Looking at the listing beneath, work out how many lines hold "wider" and report only that figure.

(Records from a data collection)
┄┄┄┄┄┄

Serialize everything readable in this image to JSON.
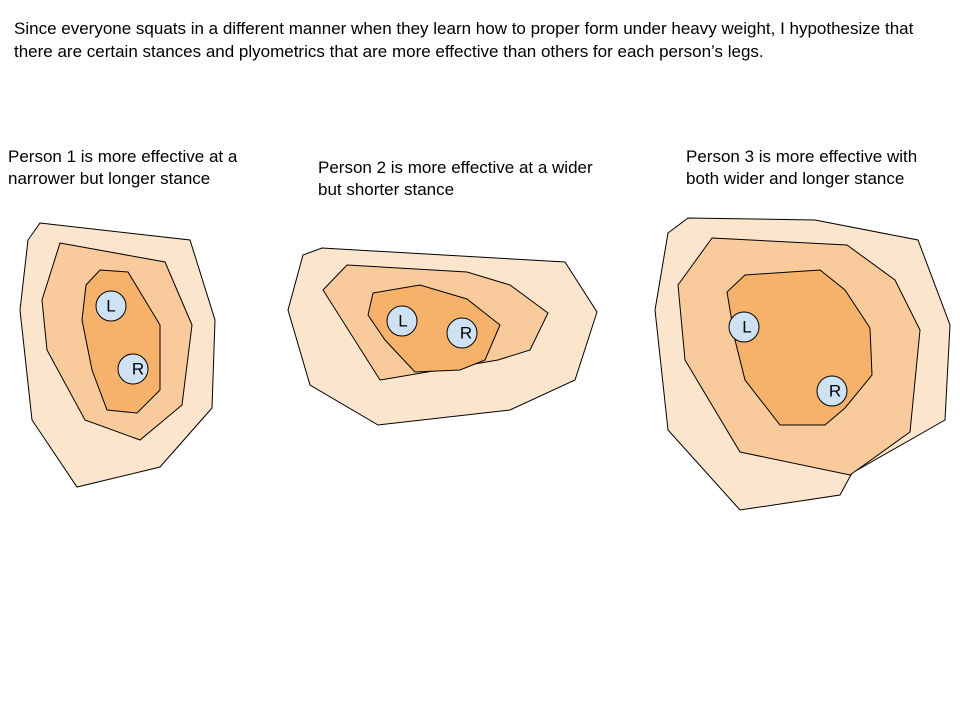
{
  "hypothesis": "Since everyone squats in a different manner when they learn how to proper form under heavy weight, I hypothesize that there are certain stances and plyometrics that are more effective than others for each person’s legs.",
  "persons": [
    {
      "caption": "Person 1 is more effective at a narrower but longer stance",
      "left_foot": "L",
      "right_foot": "R"
    },
    {
      "caption": "Person 2 is more effective at a wider but shorter stance",
      "left_foot": "L",
      "right_foot": "R"
    },
    {
      "caption": "Person 3 is more effective with both wider and longer stance",
      "left_foot": "L",
      "right_foot": "R"
    }
  ],
  "colors": {
    "outer_zone": "#fce5cd",
    "middle_zone": "#f9cb9c",
    "inner_zone": "#f6b26b",
    "foot_marker": "#cfe2f3"
  }
}
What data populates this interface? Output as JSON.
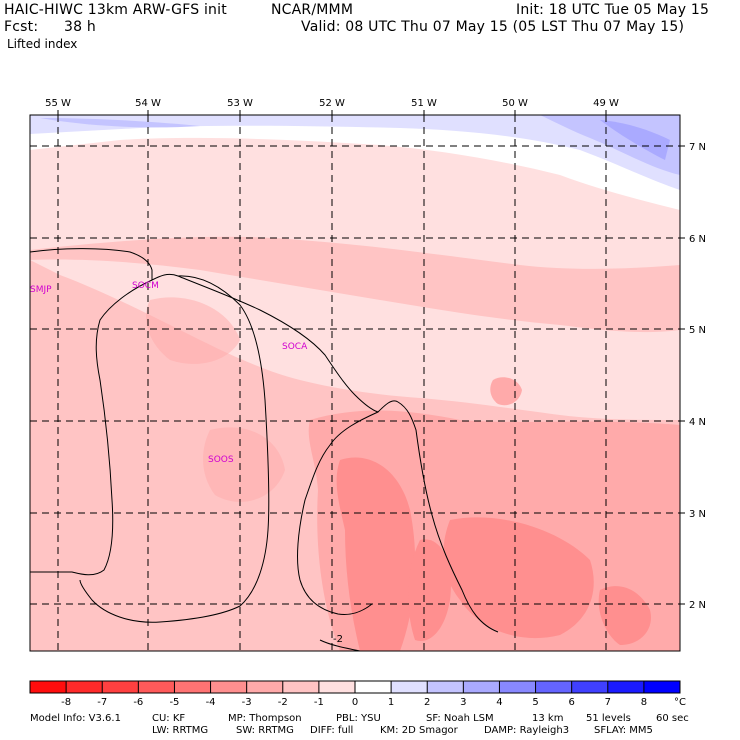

┄┄┄┄┄┄

> [FULL RESPONSE]
2